* _WRITTEN EXERCISE_
Set out each line from the following listing that includes the word "eléctrica".

* _RECORDS TO USE_
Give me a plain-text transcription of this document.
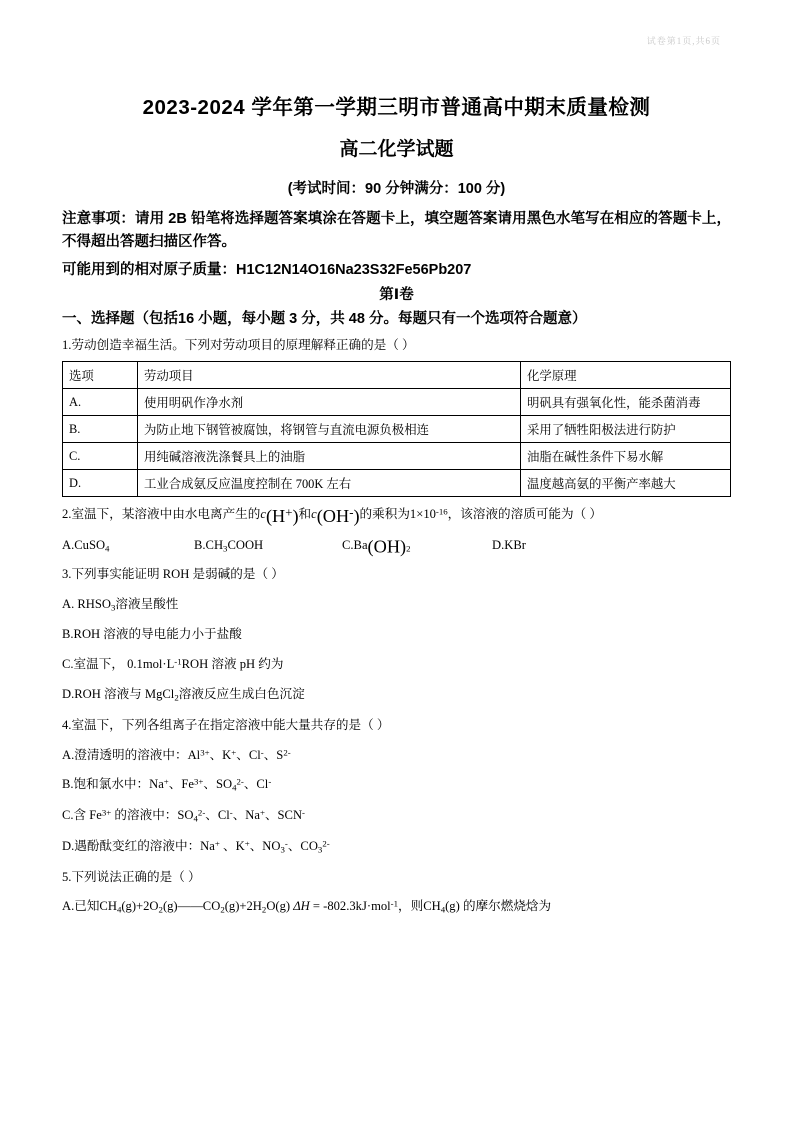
试卷第1页,共6页
2023-2024 学年第一学期三明市普通高中期末质量检测
高二化学试题
(考试时间：90 分钟满分：100 分)
注意事项：请用 2B 铅笔将选择题答案填涂在答题卡上，填空题答案请用黑色水笔写在相应的答题卡上，不得超出答题扫描区作答。
可能用到的相对原子质量：H1C12N14O16Na23S32Fe56Pb207
第Ⅰ卷
一、选择题（包括16 小题，每小题 3 分，共 48 分。每题只有一个选项符合题意）
1.劳动创造幸福生活。下列对劳动项目的原理解释正确的是（ ）
选项	劳动项目	化学原理
A.	使用明矾作净水剂	明矾具有强氧化性，能杀菌消毒
B.	为防止地下钢管被腐蚀，将钢管与直流电源负极相连	采用了牺牲阳极法进行防护
C.	用纯碱溶液洗涤餐具上的油脂	油脂在碱性条件下易水解
D.	工业合成氨反应温度控制在 700K 左右	温度越高氨的平衡产率越大
2.室温下，某溶液中由水电离产生的c(H+)和c(OH-)的乘积为$1\times 10^{-16}$，该溶液的溶质可能为（ ）
A.CuSO$_4$	$B.CH_3COOH$	$C.Ba(OH)_2$	D.KBr
3.下列事实能证明 ROH 是弱碱的是（ ）
A. $RHSO_3$溶液呈酸性
B.ROH 溶液的导电能力小于盐酸
C.室温下， $0.1mol\cdot L^{-1}ROH$ 溶液 pH 约为
D.ROH 溶液与 MgCl$_2$溶液反应生成白色沉淀
4.室温下，下列各组离子在指定溶液中能大量共存的是（ ）
A.澄清透明的溶液中：$Al^{3+}$、K+、Cl-、$S^{2-}$
B.饱和氯水中：Na+、$Fe^{3+}$、$SO_4^{2-}$、Cl-
C.含 $Fe^{3+}$ 的溶液中：$SO_4^{2-}$、Cl-、Na+、SCN-
D.遇酚酞变红的溶液中：Na+ 、K+、$NO_3^-$、$CO_3^{2-}$
5.下列说法正确的是（ ）
A.已知$CH_4(g)+2O_2(g)——CO_2(g)+2H_2O(g) \Delta H = -802.3kJ\cdot mol^{-1}$，则$CH_4(g)$ 的摩尔燃烧焓为
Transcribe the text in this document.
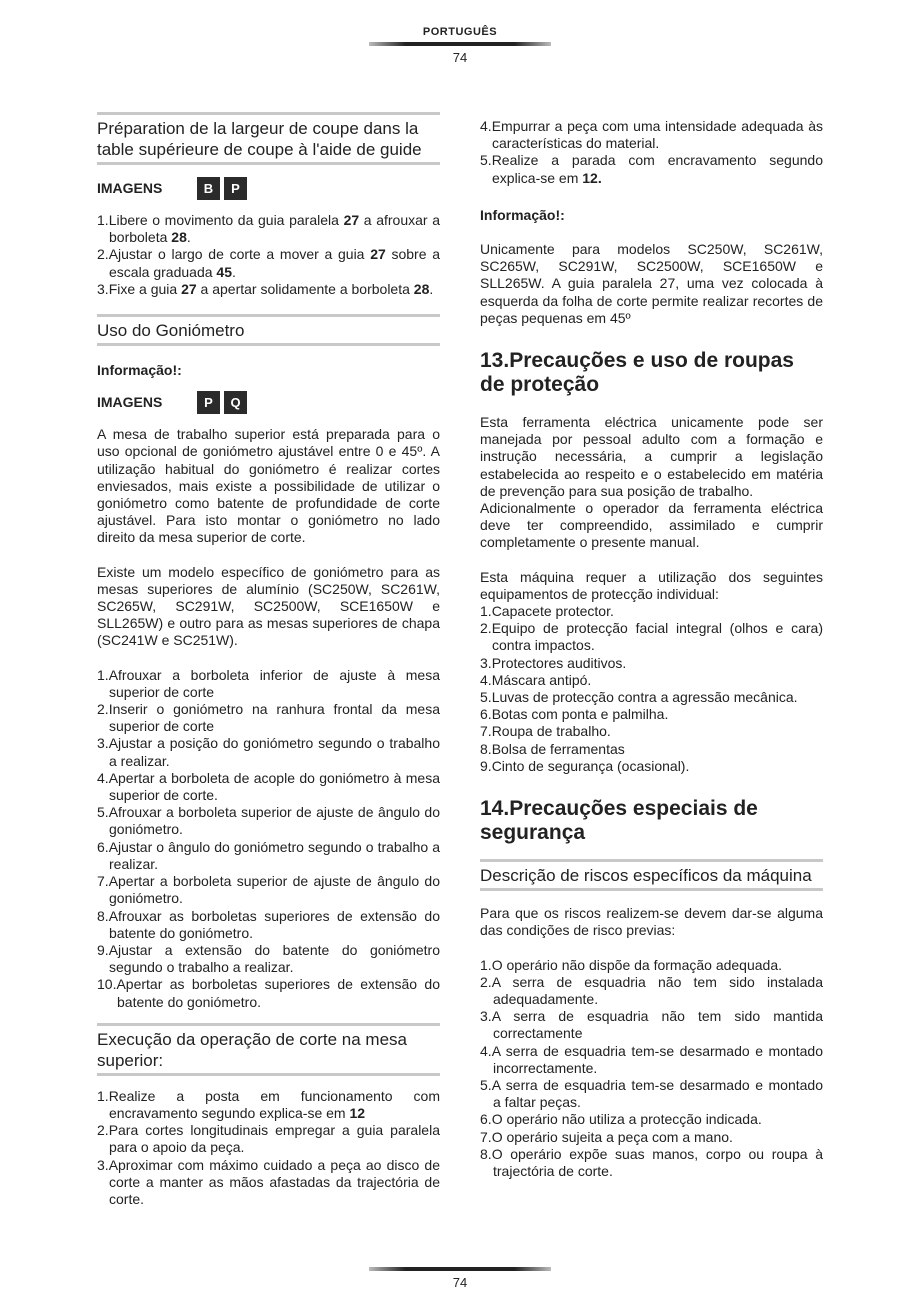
PORTUGUÊS
74
Préparation de la largeur de coupe dans la table supérieure de coupe à l'aide de guide
IMAGENS	B	P
1.Libere o movimento da guia paralela 27 a afrouxar a borboleta 28.
2.Ajustar o largo de corte a mover a guia 27 sobre a escala graduada 45.
3.Fixe a guia 27 a apertar solidamente a borboleta 28.
Uso do Goniómetro
Informação!:
IMAGENS	P	Q
A mesa de trabalho superior está preparada para o uso opcional de goniómetro ajustável entre 0 e 45º. A utilização habitual do goniómetro é realizar cortes enviesados, mais existe a possibilidade de utilizar o goniómetro como batente de profundidade de corte ajustável. Para isto montar o goniómetro no lado direito da mesa superior de corte.
Existe um modelo específico de goniómetro para as mesas superiores de alumínio (SC250W, SC261W, SC265W, SC291W, SC2500W, SCE1650W e SLL265W) e outro para as mesas superiores de chapa (SC241W e SC251W).
1.Afrouxar a borboleta inferior de ajuste à mesa superior de corte
2.Inserir o goniómetro na ranhura frontal da mesa superior de corte
3.Ajustar a posição do goniómetro segundo o trabalho a realizar.
4.Apertar a borboleta de acople do goniómetro à mesa superior de corte.
5.Afrouxar a borboleta superior de ajuste de ângulo do goniómetro.
6.Ajustar o ângulo do goniómetro segundo o trabalho a realizar.
7.Apertar a borboleta superior de ajuste de ângulo do goniómetro.
8.Afrouxar as borboletas superiores de extensão do batente do goniómetro.
9.Ajustar a extensão do batente do goniómetro segundo o trabalho a realizar.
10.Apertar as borboletas superiores de extensão do batente do goniómetro.
Execução da operação de corte na mesa superior:
1.Realize a posta em funcionamento com encravamento segundo explica-se em 12
2.Para cortes longitudinais empregar a guia paralela para o apoio da peça.
3.Aproximar com máximo cuidado a peça ao disco de corte a manter as mãos afastadas da trajectória de corte.
4.Empurrar a peça com uma intensidade adequada às características do material.
5.Realize a parada com encravamento segundo explica-se em 12.
Informação!:
Unicamente para modelos SC250W, SC261W, SC265W, SC291W, SC2500W, SCE1650W e SLL265W. A guia paralela 27, uma vez colocada à esquerda da folha de corte permite realizar recortes de peças pequenas em 45º
13.Precauções e uso de roupas de proteção
Esta ferramenta eléctrica unicamente pode ser manejada por pessoal adulto com a formação e instrução necessária, a cumprir a legislação estabelecida ao respeito e o estabelecido em matéria de prevenção para sua posição de trabalho.
Adicionalmente o operador da ferramenta eléctrica deve ter compreendido, assimilado e cumprir completamente o presente manual.
Esta máquina requer a utilização dos seguintes equipamentos de protecção individual:
1.Capacete protector.
2.Equipo de protecção facial integral (olhos e cara) contra impactos.
3.Protectores auditivos.
4.Máscara antipó.
5.Luvas de protecção contra a agressão mecânica.
6.Botas com ponta e palmilha.
7.Roupa de trabalho.
8.Bolsa de ferramentas
9.Cinto de segurança (ocasional).
14.Precauções especiais de segurança
Descrição de riscos específicos da máquina
Para que os riscos realizem-se devem dar-se alguma das condições de risco previas:
1.O operário não dispõe da formação adequada.
2.A serra de esquadria não tem sido instalada adequadamente.
3.A serra de esquadria não tem sido mantida correctamente
4.A serra de esquadria tem-se desarmado e montado incorrectamente.
5.A serra de esquadria tem-se desarmado e montado a faltar peças.
6.O operário não utiliza a protecção indicada.
7.O operário sujeita a peça com a mano.
8.O operário expõe suas manos, corpo ou roupa à trajectória de corte.
74
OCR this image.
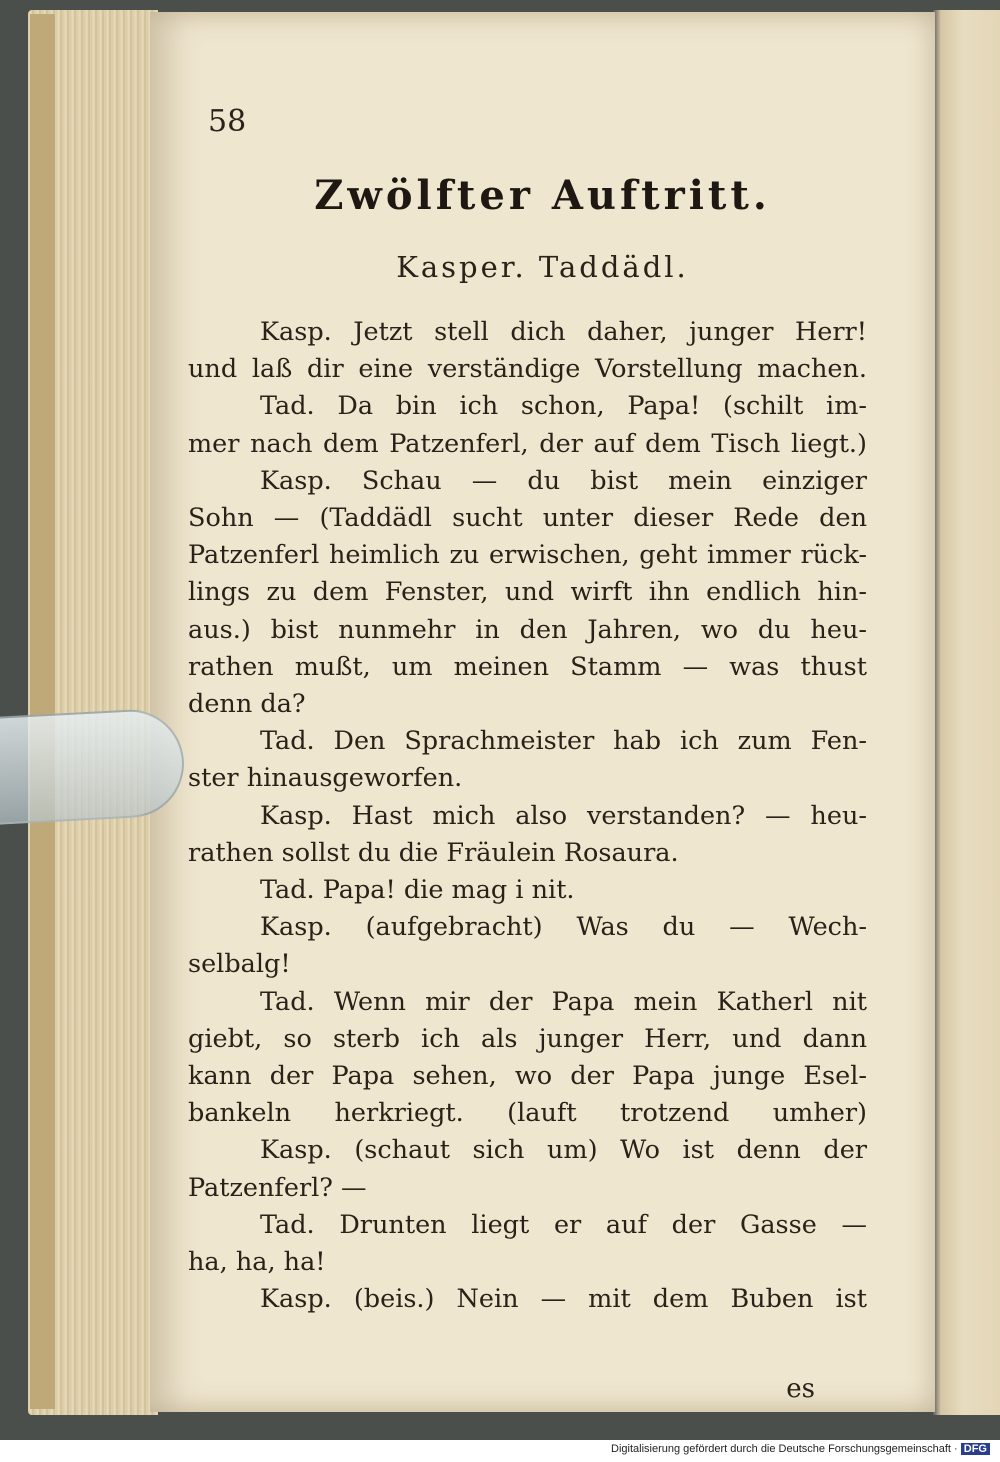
58
Zwölfter Auftritt.
Kasper. Taddädl.
Kasp. Jetzt stell dich daher, junger Herr!
und laß dir eine verständige Vorstellung machen.
Tad. Da bin ich schon, Papa! (schilt im-
mer nach dem Patzenferl, der auf dem Tisch liegt.)
Kasp. Schau — du bist mein einziger
Sohn — (Taddädl sucht unter dieser Rede den
Patzenferl heimlich zu erwischen, geht immer rück-
lings zu dem Fenster, und wirft ihn endlich hin-
aus.) bist nunmehr in den Jahren, wo du heu-
rathen mußt, um meinen Stamm — was thust
denn da?
Tad. Den Sprachmeister hab ich zum Fen-
ster hinausgeworfen.
Kasp. Hast mich also verstanden? — heu-
rathen sollst du die Fräulein Rosaura.
Tad. Papa! die mag i nit.
Kasp. (aufgebracht) Was du — Wech-
selbalg!
Tad. Wenn mir der Papa mein Katherl nit
giebt, so sterb ich als junger Herr, und dann
kann der Papa sehen, wo der Papa junge Esel-
bankeln herkriegt. (lauft trotzend umher)
Kasp. (schaut sich um) Wo ist denn der
Patzenferl? —
Tad. Drunten liegt er auf der Gasse —
ha, ha, ha!
Kasp. (beis.) Nein — mit dem Buben ist
es
Digitalisierung gefördert durch die Deutsche Forschungsgemeinschaft · DFG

* _RESPONSE TO THIS EXERCISE_
Esta ferramenta eléctrica unicamente pode ser manejada por pessoal adulto com a formação e instrução necessária, a cumprir a legislação estabelecida ao respeito e o estabelecido em matéria de prevenção para sua posição de trabalho.
Adicionalmente o operador da ferramenta eléctrica deve ter compreendido, assimilado e cumprir completamente o presente manual.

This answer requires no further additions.